**Data provided**
--- begin ---
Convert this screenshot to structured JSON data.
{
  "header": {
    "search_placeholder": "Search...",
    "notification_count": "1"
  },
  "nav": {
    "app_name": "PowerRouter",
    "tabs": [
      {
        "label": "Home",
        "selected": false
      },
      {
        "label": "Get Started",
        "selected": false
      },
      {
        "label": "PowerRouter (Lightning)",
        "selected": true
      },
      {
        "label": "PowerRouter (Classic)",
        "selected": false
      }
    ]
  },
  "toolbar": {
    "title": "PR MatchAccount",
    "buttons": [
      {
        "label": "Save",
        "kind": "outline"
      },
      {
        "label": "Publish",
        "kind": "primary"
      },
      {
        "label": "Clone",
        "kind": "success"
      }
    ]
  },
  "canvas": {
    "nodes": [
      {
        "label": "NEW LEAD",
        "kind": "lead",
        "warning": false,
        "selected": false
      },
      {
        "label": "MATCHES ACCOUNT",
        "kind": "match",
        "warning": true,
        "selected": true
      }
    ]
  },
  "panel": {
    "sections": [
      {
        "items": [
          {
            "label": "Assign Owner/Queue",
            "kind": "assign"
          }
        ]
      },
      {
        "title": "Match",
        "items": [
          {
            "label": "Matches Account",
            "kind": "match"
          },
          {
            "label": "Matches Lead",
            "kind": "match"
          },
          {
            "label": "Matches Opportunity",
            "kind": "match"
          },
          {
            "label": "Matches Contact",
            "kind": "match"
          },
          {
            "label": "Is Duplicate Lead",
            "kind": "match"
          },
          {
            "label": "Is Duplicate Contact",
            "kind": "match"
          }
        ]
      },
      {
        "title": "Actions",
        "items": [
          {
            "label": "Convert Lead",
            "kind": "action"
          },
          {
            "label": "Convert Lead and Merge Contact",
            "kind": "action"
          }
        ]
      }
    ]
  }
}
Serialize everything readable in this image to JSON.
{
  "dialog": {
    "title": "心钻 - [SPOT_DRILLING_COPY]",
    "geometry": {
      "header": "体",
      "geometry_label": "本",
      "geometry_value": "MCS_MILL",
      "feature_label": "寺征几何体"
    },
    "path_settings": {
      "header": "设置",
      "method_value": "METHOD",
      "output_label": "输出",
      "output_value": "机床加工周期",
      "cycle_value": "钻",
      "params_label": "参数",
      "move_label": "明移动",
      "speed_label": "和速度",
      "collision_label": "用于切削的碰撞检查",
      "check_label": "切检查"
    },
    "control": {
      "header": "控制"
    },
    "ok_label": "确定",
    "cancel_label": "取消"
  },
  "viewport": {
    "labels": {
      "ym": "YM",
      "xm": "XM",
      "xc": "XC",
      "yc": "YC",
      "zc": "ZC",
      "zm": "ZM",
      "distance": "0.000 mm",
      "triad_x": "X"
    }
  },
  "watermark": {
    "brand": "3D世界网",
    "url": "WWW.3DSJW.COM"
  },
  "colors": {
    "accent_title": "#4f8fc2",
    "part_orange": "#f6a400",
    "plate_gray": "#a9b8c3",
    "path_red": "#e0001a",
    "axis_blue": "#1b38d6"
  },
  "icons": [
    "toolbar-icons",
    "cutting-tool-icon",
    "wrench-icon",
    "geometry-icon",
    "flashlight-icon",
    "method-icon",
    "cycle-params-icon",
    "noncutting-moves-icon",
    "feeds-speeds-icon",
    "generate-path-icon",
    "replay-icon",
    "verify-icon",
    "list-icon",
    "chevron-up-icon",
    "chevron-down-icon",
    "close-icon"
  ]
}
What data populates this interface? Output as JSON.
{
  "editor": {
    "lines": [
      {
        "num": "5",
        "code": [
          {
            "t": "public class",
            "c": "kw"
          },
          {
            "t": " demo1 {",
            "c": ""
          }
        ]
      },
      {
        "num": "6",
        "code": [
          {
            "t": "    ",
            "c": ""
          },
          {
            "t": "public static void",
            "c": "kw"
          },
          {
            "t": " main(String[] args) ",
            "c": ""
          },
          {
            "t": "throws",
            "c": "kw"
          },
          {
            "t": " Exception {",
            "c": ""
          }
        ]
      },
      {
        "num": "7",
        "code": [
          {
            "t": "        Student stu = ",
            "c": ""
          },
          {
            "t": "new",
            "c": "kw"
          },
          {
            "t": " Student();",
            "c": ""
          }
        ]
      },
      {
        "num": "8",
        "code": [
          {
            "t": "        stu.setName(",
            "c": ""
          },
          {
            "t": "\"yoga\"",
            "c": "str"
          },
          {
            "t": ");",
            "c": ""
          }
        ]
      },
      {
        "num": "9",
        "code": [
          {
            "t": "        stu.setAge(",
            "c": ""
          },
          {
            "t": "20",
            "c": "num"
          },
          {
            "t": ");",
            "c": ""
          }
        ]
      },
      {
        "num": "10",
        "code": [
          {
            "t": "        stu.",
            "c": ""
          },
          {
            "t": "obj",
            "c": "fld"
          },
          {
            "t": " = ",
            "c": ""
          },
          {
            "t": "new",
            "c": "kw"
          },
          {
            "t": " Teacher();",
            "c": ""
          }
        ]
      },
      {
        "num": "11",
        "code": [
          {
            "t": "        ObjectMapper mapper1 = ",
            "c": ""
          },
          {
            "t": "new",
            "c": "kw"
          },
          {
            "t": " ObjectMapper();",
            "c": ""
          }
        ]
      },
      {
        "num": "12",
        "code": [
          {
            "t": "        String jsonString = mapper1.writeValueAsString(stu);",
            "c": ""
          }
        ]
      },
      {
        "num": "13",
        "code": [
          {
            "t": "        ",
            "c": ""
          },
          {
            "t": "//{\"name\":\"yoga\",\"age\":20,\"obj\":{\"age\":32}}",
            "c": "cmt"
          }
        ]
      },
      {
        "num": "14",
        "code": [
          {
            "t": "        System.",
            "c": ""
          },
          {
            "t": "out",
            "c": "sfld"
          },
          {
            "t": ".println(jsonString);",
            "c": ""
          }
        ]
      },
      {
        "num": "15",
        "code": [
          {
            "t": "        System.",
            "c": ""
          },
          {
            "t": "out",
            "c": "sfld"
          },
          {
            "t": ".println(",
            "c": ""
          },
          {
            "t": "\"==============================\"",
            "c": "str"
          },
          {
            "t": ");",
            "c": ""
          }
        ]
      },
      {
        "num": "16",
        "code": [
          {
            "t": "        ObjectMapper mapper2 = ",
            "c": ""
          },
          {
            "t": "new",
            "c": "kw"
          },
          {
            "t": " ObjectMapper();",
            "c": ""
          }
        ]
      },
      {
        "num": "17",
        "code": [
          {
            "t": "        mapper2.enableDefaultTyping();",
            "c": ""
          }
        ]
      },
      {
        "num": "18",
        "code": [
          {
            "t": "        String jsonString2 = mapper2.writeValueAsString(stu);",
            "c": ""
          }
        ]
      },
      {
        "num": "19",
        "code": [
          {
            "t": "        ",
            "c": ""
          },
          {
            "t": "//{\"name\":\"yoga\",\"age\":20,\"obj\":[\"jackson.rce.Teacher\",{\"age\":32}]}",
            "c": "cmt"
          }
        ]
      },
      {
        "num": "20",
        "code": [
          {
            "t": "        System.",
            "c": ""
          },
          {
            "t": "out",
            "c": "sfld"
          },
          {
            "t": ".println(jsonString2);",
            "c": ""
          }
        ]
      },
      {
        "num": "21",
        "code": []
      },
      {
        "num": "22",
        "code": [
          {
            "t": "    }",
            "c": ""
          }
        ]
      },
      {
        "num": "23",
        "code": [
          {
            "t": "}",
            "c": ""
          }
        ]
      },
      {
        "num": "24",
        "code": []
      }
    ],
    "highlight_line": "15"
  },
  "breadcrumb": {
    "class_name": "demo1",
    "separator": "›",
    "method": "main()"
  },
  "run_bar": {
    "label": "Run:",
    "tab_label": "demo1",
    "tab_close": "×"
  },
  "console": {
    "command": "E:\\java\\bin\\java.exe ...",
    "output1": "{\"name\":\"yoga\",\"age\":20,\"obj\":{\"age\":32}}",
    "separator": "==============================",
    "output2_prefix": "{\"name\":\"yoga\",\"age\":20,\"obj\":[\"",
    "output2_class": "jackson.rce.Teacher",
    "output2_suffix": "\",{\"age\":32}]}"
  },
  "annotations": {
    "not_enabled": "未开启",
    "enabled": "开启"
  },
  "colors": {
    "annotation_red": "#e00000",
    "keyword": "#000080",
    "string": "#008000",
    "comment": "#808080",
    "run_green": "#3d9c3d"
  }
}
--- end ---
**Set task**
Pick each line holding the word "yoga" out of the data and copy it.

**Result for this exercise**
            "t": "\"yoga\"",
            "t": "//{\"name\":\"yoga\",\"age\":20,\"obj\":{\"age\":32}}",
            "t": "//{\"name\":\"yoga\",\"age\":20,\"obj\":[\"jackson.rce.Teacher\",{\"age\":32}]}",
    "output1": "{\"name\":\"yoga\",\"age\":20,\"obj\":{\"age\":32}}",
    "output2_prefix": "{\"name\":\"yoga\",\"age\":20,\"obj\":[\"",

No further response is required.